Set exercise = Reply with the count of lines holding "name", nothing more.

Raw data =
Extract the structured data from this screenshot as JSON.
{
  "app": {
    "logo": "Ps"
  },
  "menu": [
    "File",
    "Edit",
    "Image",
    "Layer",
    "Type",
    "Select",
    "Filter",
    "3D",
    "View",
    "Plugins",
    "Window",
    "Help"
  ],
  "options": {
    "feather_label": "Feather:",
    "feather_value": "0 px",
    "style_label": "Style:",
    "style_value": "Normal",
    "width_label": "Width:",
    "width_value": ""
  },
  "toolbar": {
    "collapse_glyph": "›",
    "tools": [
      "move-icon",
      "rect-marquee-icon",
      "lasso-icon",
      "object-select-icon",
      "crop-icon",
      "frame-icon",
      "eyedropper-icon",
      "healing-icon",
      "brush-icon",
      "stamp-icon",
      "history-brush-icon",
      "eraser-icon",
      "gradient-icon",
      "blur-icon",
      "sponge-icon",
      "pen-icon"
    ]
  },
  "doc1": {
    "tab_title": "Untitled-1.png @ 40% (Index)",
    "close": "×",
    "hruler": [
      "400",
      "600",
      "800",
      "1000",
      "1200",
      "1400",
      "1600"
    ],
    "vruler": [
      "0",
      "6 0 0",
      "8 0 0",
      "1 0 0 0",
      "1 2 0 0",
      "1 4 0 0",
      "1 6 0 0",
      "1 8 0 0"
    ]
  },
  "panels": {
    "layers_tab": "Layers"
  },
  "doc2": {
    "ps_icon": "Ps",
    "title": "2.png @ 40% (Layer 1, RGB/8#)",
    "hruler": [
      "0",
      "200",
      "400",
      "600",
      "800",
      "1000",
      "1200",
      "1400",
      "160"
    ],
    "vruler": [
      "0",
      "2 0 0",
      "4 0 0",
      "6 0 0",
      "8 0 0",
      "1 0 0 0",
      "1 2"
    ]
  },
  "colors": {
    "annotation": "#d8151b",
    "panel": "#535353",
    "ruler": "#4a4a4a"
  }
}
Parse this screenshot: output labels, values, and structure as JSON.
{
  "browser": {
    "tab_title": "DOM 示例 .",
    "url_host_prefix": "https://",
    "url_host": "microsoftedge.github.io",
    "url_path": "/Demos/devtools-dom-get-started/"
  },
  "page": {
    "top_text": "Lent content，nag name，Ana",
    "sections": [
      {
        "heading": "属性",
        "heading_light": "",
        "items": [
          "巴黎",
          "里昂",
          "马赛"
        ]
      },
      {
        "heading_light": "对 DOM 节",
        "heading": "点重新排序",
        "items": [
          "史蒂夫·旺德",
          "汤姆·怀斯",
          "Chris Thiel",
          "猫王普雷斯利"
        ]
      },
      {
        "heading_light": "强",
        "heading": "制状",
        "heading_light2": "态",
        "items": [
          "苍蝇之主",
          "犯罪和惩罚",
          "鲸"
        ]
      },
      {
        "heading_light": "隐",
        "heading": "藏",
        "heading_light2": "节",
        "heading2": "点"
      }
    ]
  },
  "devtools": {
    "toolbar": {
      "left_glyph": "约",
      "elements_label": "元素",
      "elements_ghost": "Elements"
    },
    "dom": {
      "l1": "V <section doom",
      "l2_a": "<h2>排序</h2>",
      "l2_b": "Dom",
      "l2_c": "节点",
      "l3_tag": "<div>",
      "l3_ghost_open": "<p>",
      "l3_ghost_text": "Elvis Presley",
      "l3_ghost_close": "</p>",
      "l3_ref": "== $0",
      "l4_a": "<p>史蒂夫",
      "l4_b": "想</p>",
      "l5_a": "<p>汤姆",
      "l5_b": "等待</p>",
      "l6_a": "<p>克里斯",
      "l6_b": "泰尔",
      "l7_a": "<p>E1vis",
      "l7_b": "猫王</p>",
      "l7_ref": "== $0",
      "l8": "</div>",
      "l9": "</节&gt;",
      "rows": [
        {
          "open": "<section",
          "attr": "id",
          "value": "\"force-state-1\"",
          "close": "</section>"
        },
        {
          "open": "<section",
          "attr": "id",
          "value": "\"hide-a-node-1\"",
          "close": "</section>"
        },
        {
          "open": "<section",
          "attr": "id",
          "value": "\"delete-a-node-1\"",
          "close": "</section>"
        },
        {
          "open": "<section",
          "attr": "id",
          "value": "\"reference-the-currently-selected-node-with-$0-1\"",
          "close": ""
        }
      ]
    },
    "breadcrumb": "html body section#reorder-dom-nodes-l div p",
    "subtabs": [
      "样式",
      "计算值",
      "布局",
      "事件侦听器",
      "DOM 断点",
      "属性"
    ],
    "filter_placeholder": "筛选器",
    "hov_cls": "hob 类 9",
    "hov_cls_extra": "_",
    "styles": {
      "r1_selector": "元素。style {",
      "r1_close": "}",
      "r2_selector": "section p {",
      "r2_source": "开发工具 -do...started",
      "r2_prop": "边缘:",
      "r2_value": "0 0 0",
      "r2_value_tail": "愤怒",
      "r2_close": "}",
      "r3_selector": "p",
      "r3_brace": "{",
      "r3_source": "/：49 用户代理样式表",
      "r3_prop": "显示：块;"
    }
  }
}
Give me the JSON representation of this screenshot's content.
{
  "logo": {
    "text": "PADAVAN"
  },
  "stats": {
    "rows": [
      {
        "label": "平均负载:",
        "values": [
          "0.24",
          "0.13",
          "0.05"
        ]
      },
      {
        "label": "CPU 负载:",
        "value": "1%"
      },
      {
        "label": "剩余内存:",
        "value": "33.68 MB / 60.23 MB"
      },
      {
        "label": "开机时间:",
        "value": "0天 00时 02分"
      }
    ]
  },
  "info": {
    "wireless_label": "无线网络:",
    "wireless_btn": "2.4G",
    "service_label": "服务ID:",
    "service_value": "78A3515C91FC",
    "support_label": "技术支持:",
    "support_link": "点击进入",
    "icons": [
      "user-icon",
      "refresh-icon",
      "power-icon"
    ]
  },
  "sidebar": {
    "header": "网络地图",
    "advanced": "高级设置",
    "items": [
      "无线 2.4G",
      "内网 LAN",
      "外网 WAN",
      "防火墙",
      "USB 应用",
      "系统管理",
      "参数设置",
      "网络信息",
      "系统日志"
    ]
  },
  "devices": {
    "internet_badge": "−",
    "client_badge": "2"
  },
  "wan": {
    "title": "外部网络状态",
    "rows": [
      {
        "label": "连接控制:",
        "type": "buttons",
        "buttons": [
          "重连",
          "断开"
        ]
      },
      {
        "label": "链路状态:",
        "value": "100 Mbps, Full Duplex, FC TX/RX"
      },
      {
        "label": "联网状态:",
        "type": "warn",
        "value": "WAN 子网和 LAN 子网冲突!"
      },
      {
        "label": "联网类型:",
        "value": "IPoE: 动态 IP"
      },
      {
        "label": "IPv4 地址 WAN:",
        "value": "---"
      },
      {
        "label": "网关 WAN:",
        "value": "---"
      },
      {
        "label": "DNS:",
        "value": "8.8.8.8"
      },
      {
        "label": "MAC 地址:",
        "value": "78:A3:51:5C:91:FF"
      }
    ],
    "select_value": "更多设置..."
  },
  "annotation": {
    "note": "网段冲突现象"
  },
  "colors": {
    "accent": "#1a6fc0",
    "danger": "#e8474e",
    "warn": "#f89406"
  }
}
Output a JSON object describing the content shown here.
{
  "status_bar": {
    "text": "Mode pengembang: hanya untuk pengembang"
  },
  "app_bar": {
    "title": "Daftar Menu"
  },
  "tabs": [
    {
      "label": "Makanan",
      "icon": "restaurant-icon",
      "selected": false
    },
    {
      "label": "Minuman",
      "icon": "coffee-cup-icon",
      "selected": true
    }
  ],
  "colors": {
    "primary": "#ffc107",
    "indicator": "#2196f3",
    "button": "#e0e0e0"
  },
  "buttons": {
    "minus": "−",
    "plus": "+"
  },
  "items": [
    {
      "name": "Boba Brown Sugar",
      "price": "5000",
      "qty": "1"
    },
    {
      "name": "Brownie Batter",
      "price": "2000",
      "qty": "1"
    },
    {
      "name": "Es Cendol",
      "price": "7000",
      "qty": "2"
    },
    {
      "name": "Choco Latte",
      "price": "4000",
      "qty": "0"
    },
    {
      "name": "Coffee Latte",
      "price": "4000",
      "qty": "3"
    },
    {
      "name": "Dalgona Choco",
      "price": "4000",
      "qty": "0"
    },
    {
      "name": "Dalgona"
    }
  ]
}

Expected answer = 8